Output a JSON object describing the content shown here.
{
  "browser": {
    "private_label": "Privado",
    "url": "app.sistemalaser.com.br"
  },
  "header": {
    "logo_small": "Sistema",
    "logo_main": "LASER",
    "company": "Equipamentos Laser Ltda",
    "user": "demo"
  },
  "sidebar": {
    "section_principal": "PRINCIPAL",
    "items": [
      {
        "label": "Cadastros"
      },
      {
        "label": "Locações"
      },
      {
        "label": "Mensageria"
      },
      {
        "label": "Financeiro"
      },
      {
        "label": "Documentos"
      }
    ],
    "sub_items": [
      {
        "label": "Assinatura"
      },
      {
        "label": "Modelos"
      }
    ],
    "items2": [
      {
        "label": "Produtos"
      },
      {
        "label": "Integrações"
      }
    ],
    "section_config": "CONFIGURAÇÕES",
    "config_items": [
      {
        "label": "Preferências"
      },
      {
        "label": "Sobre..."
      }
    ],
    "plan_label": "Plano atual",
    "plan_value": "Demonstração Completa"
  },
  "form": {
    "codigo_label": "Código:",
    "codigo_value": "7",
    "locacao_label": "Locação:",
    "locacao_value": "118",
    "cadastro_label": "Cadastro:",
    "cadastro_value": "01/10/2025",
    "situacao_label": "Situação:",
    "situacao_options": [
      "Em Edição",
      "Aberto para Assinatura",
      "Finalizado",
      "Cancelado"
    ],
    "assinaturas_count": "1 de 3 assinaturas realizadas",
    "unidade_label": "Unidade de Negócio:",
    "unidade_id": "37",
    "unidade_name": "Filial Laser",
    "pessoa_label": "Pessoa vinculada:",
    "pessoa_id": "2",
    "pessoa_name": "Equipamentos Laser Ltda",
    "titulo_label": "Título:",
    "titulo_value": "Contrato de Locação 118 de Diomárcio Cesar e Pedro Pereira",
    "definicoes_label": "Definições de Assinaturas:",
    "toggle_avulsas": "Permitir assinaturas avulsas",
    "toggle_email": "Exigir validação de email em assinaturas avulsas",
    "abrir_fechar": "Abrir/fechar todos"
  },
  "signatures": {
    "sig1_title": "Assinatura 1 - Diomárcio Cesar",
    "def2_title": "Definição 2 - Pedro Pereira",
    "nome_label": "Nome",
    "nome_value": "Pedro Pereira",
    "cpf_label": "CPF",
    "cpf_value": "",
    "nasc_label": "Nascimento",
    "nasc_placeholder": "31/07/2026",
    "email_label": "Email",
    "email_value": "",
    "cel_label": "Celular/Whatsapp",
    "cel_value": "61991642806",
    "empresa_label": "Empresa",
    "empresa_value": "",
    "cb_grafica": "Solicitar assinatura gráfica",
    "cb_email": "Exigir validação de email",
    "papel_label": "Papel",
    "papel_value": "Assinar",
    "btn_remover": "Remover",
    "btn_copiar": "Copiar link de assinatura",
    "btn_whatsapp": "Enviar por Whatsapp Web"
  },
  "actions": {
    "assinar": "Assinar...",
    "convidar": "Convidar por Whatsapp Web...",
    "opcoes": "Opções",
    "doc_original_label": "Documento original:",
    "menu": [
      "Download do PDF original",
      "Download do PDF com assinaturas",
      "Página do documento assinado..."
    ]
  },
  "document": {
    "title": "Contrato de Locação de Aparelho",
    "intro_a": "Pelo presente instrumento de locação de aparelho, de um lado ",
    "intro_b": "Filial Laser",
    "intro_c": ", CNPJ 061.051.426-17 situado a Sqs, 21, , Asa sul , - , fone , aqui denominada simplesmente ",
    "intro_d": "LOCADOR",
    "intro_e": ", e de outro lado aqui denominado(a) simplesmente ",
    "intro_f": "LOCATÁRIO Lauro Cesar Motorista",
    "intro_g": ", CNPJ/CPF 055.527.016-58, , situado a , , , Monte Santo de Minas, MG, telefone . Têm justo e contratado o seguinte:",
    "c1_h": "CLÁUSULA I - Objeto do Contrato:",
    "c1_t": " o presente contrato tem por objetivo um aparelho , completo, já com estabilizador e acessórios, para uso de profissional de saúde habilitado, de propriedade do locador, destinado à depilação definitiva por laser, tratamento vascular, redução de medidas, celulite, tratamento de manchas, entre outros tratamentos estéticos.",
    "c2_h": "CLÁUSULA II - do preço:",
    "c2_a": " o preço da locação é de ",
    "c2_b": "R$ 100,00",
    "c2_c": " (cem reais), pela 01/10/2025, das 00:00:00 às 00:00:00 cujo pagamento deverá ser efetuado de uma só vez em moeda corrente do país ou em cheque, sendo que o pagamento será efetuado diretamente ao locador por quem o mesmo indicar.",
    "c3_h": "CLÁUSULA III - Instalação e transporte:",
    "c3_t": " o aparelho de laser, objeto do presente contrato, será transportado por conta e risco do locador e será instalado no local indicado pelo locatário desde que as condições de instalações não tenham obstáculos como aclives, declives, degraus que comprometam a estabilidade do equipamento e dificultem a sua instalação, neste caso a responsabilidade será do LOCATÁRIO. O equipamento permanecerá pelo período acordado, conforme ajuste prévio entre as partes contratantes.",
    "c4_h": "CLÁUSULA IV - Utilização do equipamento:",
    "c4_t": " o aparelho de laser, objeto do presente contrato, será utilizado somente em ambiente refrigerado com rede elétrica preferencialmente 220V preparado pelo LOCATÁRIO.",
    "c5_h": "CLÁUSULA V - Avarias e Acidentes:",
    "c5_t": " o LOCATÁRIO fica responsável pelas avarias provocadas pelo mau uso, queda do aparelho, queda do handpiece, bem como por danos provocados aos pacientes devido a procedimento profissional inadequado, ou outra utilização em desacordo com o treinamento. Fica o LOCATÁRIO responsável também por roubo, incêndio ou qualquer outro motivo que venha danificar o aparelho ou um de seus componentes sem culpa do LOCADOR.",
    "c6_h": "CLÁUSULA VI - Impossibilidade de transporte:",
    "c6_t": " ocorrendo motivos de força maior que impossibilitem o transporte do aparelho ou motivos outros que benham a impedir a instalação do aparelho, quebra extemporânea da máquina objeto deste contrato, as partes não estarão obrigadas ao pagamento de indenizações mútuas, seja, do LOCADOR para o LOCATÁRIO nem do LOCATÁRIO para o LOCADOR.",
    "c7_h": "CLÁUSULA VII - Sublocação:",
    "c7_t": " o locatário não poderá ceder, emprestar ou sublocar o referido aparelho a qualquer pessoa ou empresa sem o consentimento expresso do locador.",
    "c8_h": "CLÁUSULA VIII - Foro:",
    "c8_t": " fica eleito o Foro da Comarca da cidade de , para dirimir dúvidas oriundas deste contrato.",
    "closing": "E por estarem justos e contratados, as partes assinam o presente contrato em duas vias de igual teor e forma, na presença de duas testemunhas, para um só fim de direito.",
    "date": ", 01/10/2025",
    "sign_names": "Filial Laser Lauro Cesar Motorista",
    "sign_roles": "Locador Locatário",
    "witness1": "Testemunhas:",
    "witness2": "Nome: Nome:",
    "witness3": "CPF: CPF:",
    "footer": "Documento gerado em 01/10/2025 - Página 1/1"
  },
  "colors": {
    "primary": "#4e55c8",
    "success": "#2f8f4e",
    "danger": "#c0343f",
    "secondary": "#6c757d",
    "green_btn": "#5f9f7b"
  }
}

--------------------------------------------------

### WHAT IS ASKED:
Reply with the number of lines in the preceding entries that contain "Pereira", and no other words.

### TASK RESULT:
3